◆ PROBLEM DESCRIPTION ◆
Show every line that has the string "Бугуруслан" in it.
## begin DATA FOR THIS TASK
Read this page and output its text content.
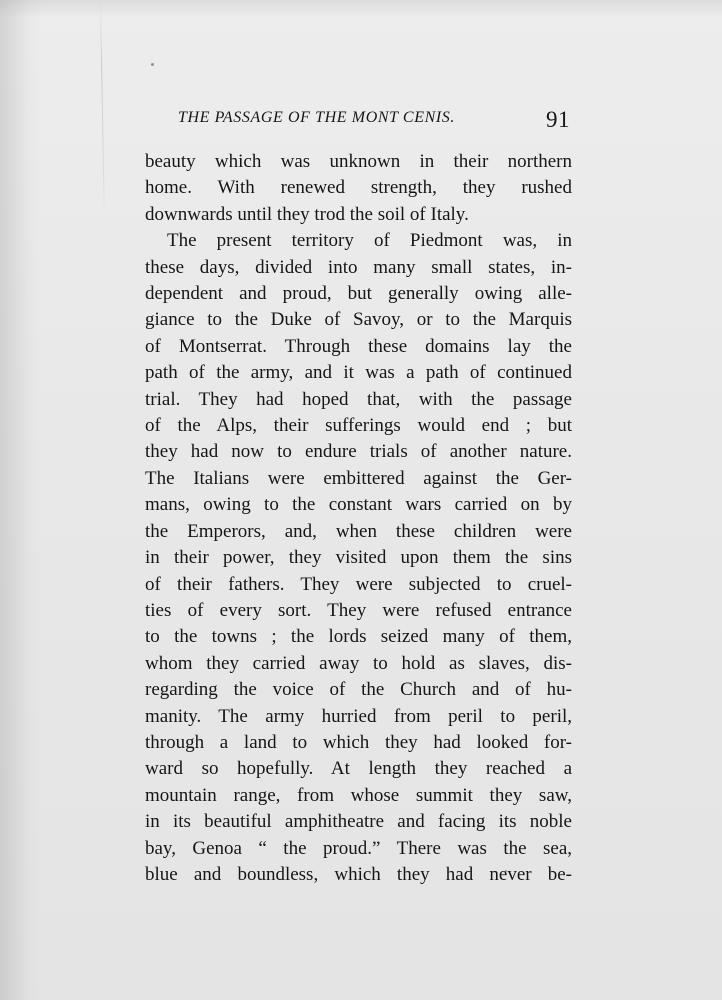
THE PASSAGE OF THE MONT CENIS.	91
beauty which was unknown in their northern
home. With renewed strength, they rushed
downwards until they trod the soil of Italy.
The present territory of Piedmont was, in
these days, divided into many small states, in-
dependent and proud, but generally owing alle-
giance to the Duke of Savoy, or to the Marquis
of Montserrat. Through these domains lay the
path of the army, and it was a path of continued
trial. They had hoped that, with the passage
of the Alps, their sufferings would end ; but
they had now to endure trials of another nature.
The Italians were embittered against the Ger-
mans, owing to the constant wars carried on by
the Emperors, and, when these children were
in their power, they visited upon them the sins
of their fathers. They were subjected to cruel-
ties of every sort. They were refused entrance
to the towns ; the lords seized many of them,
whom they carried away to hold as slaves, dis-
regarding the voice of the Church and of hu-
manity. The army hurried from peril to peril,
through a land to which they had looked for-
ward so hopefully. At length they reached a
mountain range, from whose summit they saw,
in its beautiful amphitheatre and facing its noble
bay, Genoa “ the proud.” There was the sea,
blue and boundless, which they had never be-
## end DATA FOR THIS TASK
## begin DATA FOR THIS TASK
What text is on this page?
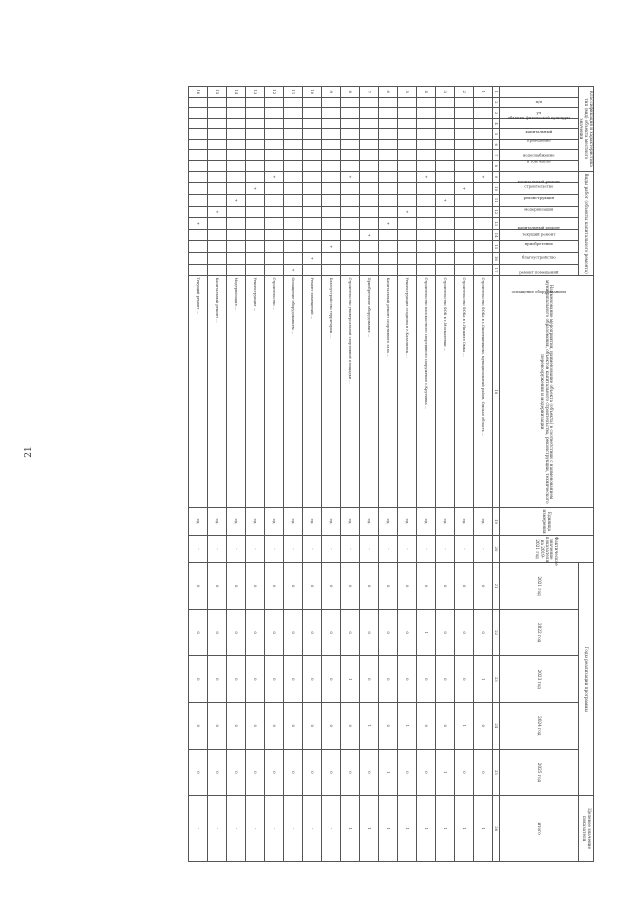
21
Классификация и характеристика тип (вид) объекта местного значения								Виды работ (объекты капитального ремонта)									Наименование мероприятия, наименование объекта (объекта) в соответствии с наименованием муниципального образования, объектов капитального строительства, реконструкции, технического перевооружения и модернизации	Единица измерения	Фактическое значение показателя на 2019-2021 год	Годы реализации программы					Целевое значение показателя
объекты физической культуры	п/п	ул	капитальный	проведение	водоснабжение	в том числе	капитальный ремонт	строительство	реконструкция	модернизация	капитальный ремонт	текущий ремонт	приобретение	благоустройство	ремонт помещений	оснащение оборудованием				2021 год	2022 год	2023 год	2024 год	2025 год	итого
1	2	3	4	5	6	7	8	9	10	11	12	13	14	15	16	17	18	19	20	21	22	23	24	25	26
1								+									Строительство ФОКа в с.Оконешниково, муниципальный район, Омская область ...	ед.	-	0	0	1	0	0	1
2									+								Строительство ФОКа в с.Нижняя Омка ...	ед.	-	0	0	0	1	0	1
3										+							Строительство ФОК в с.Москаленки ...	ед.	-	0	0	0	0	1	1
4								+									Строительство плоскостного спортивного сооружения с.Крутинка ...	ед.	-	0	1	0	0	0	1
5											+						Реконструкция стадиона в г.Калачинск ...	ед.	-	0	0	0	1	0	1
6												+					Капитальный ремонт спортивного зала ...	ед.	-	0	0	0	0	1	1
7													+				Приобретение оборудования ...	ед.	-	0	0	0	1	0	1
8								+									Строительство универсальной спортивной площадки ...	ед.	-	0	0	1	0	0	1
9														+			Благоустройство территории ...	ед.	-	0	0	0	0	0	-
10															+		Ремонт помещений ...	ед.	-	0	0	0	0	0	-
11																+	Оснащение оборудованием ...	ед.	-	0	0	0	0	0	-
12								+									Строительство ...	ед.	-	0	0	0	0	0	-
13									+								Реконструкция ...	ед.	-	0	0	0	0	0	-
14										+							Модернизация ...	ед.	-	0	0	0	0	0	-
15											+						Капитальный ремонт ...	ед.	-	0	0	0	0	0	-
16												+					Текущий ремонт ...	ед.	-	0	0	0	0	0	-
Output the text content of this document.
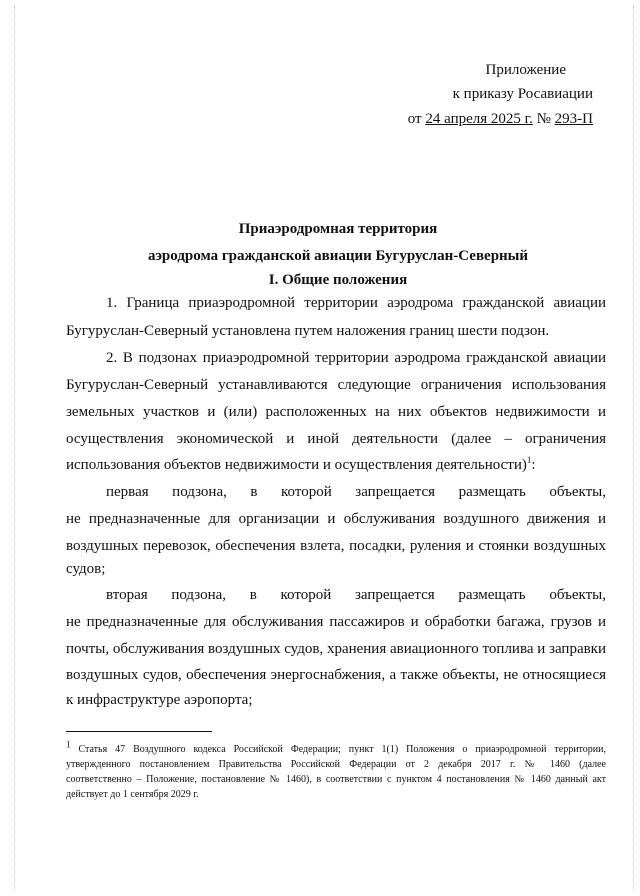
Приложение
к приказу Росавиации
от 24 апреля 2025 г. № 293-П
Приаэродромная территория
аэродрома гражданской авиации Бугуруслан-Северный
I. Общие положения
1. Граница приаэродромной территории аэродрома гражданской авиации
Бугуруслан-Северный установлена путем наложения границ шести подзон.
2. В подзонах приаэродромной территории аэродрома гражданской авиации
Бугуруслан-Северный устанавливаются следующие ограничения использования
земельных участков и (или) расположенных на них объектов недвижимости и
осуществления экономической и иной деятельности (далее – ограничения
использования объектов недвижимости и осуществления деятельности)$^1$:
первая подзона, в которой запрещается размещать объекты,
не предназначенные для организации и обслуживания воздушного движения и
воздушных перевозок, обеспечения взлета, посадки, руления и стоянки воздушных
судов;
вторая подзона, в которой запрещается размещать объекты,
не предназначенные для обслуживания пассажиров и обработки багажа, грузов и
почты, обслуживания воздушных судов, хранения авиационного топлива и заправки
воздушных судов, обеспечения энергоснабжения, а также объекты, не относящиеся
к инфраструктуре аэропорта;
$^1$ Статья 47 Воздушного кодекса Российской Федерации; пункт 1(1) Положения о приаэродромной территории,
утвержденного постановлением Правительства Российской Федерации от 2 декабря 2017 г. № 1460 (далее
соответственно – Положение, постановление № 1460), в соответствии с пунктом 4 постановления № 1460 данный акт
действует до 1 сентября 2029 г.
## end DATA FOR THIS TASK
## begin DATA FOR THIS TASK
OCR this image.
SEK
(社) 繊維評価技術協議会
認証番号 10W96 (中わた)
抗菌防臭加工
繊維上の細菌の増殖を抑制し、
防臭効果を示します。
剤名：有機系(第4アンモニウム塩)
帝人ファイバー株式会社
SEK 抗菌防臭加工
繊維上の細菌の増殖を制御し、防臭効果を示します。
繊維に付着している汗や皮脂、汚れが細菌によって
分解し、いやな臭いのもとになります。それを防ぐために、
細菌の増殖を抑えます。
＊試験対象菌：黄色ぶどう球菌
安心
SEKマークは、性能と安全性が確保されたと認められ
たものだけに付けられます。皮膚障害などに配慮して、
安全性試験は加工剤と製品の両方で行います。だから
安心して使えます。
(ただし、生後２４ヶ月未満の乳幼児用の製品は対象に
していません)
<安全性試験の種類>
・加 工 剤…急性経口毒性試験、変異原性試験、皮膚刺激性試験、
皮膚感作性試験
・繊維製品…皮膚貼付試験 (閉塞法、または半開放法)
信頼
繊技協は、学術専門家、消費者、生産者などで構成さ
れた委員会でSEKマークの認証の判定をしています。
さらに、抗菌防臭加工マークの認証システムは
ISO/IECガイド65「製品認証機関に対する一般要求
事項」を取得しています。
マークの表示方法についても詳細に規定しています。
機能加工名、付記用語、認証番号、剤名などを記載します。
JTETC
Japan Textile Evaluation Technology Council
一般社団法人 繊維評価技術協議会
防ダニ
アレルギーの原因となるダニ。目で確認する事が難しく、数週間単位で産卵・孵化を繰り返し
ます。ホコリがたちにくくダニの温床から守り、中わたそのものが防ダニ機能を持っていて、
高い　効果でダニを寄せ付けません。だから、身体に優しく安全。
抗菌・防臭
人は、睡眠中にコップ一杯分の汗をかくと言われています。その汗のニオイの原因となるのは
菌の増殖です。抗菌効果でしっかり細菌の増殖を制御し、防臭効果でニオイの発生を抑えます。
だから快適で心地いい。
## end DATA FOR THIS TASK
◆ WRITTEN RESPONSE ◆
аэродрома гражданской авиации Бугуруслан-Северный
Бугуруслан-Северный установлена путем наложения границ шести подзон.
Бугуруслан-Северный устанавливаются следующие ограничения использования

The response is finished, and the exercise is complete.